DOCUMENT EXCERPT START

There are definitely brands that are superior to supermarket ones, but note what Dr. Pierson writes about lower-end wet foods:

"By-products are always a controversial subject but it makes much more sense to feed animal-based by-products to a cat than it does to feed grains. Therefore, do not shy away from the more economical foods like Friskies or 9-Lives if you cannot afford the more expensive canned foods without by-products. I would much rather see a cat eating an all-by-product canned food than any dry food. This is because even the cheaper canned foods have the 'Big Three' covered:

1) high in water
2) usually low in carbohydrates
3) the protein is from animals - not plants"
posted by analog at 5:32 AM on April 20, 2011 [1 favorite]

I agree with analog about wet food, and also a bunch of other points made upthread. We recently switched our 2 cats from free-fed dry to scheduled wet (with a wee amount of dry left out overnight) due to concerns about one of the cat's weight and reading up on pretty much the catinfo.org type stuff (it's in other AskMe threads on feeding cats too, you may wanna hit up the archives). In short it sounded like in the interest of keeping indoor cats at a healthy weight and preventing later urinary tract problems (particularly if your cat's male, which one of ours is) wet food is almost always better than dry. This is true even when comparing, say, Fancy Feast (and in fact there's a chart out there somewhere, maybe linked off the catinfo site, comparing protein levels across brands, that indicates as store-brand goes Fancy Feast is the decent option provided you pick cans where meat/fish is the first ingredient and no grains are in the top 3 or something) to higher level dry food brands. My favorite vet confirmed this for me, said pretty much the exact same thing about the Fancy Feast specifically being the ok mainstream brand as long as I picked the right flavors. I'd tried some of the premium dry foods mentioned above before (and in portioned amounts, not free-fed) and didn't see a difference, but the difference as soon as we started the cats on Fancy Feast has been tremendous--the overweight cat who was 21 pounds (!) has lost something like 4 or 5 pounds already and can do things he hasn't been able to in a long time--climb up the dresser, play with the other cat, leap and jump and run around. It's been wonderful watching him become so frisky and happy. The other cat's coat is shinier and she seems happier and more playful too. As long as you provide a way to handle their teeth (the supposed reason vets recommended dry for a while, but is being questioned these days) via vet cleanings and maybe the occasional dental treat, wet food seems the way to go.

DOCUMENT EXCERPT END
DATA EXCERPTS START

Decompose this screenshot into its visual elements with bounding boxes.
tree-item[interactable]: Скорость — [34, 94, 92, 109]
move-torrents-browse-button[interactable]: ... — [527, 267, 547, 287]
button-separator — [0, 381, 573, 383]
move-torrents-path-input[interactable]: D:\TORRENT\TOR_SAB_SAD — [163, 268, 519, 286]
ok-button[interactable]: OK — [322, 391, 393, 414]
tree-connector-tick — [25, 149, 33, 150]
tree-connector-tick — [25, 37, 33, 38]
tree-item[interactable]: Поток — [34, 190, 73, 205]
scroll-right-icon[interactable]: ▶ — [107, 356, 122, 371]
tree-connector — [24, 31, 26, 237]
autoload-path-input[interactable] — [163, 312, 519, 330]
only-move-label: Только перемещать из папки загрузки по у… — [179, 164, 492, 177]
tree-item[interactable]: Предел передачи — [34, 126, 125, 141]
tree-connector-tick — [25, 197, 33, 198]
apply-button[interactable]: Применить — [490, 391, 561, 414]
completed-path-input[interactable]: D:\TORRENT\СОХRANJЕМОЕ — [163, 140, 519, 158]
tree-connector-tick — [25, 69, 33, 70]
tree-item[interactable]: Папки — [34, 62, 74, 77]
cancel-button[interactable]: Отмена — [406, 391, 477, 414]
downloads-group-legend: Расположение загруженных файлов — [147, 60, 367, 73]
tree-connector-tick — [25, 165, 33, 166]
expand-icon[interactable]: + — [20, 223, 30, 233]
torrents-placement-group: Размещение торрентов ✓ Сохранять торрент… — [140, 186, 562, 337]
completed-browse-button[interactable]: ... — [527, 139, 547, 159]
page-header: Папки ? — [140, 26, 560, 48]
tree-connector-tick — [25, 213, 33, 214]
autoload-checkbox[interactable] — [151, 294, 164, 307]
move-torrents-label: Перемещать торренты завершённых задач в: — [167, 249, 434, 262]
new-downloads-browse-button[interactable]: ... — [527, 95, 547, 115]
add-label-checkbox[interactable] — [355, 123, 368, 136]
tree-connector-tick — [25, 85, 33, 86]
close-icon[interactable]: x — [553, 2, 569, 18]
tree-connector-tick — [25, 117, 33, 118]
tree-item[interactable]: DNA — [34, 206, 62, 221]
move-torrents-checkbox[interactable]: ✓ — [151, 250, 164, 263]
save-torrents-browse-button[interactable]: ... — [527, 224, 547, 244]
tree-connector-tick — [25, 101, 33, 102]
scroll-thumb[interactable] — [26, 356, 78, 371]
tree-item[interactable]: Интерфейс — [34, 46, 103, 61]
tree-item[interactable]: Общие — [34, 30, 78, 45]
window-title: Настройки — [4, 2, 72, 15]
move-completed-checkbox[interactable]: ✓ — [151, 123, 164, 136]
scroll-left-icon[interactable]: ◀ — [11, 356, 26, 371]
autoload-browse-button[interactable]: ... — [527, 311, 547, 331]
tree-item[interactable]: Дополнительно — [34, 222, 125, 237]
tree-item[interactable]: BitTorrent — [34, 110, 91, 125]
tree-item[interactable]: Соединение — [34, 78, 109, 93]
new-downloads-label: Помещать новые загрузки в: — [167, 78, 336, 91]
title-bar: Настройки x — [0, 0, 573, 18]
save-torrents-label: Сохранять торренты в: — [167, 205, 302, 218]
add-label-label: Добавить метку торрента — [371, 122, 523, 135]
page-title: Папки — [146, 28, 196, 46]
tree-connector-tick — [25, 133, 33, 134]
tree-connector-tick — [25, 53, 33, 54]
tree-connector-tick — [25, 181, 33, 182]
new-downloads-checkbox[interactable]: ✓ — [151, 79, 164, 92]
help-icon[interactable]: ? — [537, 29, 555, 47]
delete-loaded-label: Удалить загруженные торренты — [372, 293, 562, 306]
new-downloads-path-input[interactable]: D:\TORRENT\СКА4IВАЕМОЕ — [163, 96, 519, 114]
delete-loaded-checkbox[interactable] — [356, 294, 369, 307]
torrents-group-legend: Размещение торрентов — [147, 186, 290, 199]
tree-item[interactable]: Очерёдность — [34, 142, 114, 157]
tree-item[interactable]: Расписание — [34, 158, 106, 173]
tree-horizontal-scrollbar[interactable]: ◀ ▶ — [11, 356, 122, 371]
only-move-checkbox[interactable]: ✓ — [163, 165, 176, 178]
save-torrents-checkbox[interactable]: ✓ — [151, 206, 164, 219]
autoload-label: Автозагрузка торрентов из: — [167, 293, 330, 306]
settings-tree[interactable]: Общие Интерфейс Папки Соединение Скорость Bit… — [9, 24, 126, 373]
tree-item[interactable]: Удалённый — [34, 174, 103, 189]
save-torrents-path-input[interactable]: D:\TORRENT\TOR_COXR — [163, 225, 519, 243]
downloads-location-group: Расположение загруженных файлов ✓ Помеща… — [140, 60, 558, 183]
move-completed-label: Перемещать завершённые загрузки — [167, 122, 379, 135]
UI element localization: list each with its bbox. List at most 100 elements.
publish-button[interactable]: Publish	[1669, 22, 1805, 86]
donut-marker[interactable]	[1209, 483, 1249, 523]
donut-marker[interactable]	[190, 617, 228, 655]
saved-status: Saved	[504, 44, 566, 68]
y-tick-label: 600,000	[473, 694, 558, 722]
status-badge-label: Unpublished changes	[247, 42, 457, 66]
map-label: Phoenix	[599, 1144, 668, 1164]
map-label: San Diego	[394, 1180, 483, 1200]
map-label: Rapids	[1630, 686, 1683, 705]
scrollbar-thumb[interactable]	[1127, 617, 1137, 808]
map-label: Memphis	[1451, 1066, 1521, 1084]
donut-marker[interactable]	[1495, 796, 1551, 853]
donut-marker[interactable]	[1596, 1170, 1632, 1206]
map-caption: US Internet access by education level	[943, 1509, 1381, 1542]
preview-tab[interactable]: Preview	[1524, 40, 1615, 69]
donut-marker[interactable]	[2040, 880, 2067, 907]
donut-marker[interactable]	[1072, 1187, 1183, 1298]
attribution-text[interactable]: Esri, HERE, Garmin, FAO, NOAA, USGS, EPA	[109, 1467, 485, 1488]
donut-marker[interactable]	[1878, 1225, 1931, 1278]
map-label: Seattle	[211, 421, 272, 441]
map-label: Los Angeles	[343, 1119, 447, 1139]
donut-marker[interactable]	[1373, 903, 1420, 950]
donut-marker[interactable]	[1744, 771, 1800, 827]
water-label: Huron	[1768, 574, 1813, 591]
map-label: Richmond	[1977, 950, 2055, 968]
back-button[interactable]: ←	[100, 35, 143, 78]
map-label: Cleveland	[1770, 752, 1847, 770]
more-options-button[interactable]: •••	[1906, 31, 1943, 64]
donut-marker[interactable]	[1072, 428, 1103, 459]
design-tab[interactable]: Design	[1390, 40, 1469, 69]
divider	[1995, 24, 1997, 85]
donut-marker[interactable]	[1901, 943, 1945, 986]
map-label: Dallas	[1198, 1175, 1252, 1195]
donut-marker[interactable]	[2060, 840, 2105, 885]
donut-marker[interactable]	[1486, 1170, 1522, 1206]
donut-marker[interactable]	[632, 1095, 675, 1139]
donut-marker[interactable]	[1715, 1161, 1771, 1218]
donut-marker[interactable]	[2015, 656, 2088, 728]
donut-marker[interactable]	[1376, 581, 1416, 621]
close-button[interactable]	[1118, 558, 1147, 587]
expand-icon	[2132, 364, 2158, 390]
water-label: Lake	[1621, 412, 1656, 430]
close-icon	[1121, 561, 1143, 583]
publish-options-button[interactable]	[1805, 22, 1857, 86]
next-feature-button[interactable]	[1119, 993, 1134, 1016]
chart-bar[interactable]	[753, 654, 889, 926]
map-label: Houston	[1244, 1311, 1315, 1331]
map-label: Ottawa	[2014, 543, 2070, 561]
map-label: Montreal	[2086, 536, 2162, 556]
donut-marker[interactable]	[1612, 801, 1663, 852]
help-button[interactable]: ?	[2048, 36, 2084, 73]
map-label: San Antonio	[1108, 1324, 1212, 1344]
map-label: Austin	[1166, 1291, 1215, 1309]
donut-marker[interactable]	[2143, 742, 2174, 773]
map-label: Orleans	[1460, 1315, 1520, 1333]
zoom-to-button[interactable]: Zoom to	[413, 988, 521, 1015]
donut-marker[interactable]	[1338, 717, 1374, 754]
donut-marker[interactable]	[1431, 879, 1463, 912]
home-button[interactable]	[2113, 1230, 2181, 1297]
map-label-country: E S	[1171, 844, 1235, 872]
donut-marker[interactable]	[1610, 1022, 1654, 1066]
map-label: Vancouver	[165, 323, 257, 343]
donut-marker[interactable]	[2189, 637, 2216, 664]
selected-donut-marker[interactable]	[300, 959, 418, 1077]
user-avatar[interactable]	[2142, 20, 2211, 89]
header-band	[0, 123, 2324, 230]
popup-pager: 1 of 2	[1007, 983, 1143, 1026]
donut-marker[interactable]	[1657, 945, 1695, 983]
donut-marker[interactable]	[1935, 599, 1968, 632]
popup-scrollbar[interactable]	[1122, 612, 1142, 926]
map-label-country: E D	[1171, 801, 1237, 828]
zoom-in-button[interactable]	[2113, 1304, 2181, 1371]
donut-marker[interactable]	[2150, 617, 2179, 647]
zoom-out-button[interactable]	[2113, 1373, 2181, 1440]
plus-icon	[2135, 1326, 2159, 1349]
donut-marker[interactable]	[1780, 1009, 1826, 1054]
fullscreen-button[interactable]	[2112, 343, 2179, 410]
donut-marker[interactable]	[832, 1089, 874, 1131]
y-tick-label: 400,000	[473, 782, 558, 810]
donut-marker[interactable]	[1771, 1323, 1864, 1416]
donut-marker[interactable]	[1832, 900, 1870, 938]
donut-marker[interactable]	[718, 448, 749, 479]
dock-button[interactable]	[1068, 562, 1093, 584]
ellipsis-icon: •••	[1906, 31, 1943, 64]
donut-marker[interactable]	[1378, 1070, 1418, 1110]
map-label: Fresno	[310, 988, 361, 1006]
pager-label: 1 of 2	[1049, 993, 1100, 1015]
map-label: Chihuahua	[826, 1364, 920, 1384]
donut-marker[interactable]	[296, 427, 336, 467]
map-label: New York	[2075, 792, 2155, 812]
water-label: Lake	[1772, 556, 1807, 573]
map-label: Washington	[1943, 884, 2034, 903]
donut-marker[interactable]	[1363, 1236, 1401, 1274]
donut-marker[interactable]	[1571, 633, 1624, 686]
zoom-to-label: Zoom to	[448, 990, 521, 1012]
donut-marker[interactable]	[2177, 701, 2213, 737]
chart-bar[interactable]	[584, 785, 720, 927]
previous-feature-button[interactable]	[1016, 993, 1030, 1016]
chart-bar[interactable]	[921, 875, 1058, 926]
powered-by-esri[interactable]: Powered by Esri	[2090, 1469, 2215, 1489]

DATA EXCERPTS END

▶ **TASKS AND EXERCISES**
a. According to the cat food discussion, why would Dr. Pierson rather see a cat eat an all-by-product canned food than any dry food?
b. Resume the cat food discussion, starting after its final sentence.

▶ **RESULTS BY TASK**
a. Dr. Pierson says that even the cheaper canned foods cover the "Big Three." They are high in water, they are usually low in carbohydrates, and their protein comes from animals rather than plants.

b.
I do however agree about maybe keeping both around while your cat's young because if for any reason you need to switch from one to the other later it might prevent a headache as cats are known to be creatures of habit and extremely stubborn, to the point they'll starve themselves rather than change their eating habits. It's why we still give ours a tiny bit (like less than 1/4 cup for both of them) of dry food overnight. It took months to get them to switch over to wet food, but it was worth it. If you start early and keep the cat exposed to both, the chance they'll freak if you emphasize one or the other later might be less.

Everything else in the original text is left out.